─── TRECHO DO TEXTO
O principal partido da oposição, a Frente Revolucionária de Timor-Leste Independente (Fretilin), referiu-se, em comunicado de imprensa divulgado na passada sexta-feira (15/12), à decisão como uma “tentativa de matar o sistema judiciário timorense, a autoridade e competência do órgão soberano e prejudicar o bem-estar do Estado e do povo, sendo perigoso para a consolidação do direito democrático de Timor-Leste”.

PDHJ vai pedir fiscalização da nova Lei de Indulto

A nova Lei do Indulto considera o “excessivo rigor jurídico” como impedimento ao exercício do poder do Presidente da República em “corrigir os defeitos legislativos”, nomeadamente sentenças judiciais que se tornam inválidas por eventuais mudanças da lei ou erros judiciários.

“É necessário proceder-se à sua revogação de modo a que o instituto do indulto e da comutação de pena possa efetivamente cumprir a sua natureza político-constitucional”, pretendendo assim produzir uma “legislação mais aberta” para acelerar a sua concessão.

Para a Fretilin, a lei que o CNRT propôs e aprovou com maioria absoluta contraria totalmente a Constituição, “porque promove o branqueamento dos crimes, lavando todos os delitos, incluindo corrupção, crimes contra a integridade humana, contra o Estado, homicídio e terrorismo”.
──────
RESPONDA AO SEGUINTE -
1. Responda às perguntas sobre o texto da Lei do Indulto:
(a) Em que dia a Fretilin divulgou o comunicado de imprensa?
(b) O que a nova Lei do Indulto considera um impedimento ao exercício do poder do Presidente da República?
(c) Qual partido propôs e aprovou a lei, e com que maioria?
2. Escreva a continuação do texto sobre a Lei do Indulto a partir da última frase.
Os itens não têm relação com o texto.
─── ITENS DE DADOS
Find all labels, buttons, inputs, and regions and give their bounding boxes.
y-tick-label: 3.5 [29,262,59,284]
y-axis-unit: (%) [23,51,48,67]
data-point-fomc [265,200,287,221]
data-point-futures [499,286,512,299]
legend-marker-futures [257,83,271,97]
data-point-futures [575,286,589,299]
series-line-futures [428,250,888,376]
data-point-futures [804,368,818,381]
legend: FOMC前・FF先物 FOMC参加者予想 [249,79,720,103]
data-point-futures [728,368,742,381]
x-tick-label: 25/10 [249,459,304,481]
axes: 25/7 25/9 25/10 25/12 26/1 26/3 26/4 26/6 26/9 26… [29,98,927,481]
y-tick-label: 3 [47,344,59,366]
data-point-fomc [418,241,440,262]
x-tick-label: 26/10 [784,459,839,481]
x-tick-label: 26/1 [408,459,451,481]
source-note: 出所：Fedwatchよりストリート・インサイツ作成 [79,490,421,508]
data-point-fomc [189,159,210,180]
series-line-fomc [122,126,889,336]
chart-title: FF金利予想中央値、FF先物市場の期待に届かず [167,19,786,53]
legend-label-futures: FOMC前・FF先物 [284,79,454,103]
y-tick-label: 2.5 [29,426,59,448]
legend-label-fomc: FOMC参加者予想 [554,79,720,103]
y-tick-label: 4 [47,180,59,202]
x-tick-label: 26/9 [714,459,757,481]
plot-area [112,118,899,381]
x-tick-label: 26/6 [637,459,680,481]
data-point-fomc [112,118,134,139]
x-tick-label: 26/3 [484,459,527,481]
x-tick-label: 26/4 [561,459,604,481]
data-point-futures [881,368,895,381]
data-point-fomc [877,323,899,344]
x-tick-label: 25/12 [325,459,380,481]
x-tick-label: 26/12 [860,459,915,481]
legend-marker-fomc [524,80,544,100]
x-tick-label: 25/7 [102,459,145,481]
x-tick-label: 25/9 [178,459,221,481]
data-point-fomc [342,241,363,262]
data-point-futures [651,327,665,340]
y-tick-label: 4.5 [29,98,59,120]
──────
RESPOSTAS -
1.
(a) Na sexta-feira, dia 15/12.
(b) O "excessivo rigor jurídico".
(c) O CNRT, com maioria absoluta.

2.
A Provedoria de Direitos Humanos e Justiça (PDHJ) já anunciou pretender fiscalizar a inconstitucionalidade da lei que serviu de base para o Presidente tomar a decisão de conceder o indulto.

“A PDHJ vai recorrer ao Tribunal de Recurso para fiscalizar e declarar, se for verificado que a Lei contraria mesmo a Constituição, que a Lei de indulto é inconstitucional”, comprometeu-se o provedor Virgílio Guterres.

Será uma fiscalização abstrata por ser efetuada depois de aprovada e publicada. Não é permitido ao provedor realizar fiscalização preventiva, mesmo tendo conhecimento prévio da aprovação pelo Parlamento.

Presidente “condena” a justiça

Emília Pires e Madalena Hanjam foram condenadas em primeira instância, em dezembro de 2016, pelo crime de participação económica em negócio, respetivamente a sete e a quatro anos de prisão.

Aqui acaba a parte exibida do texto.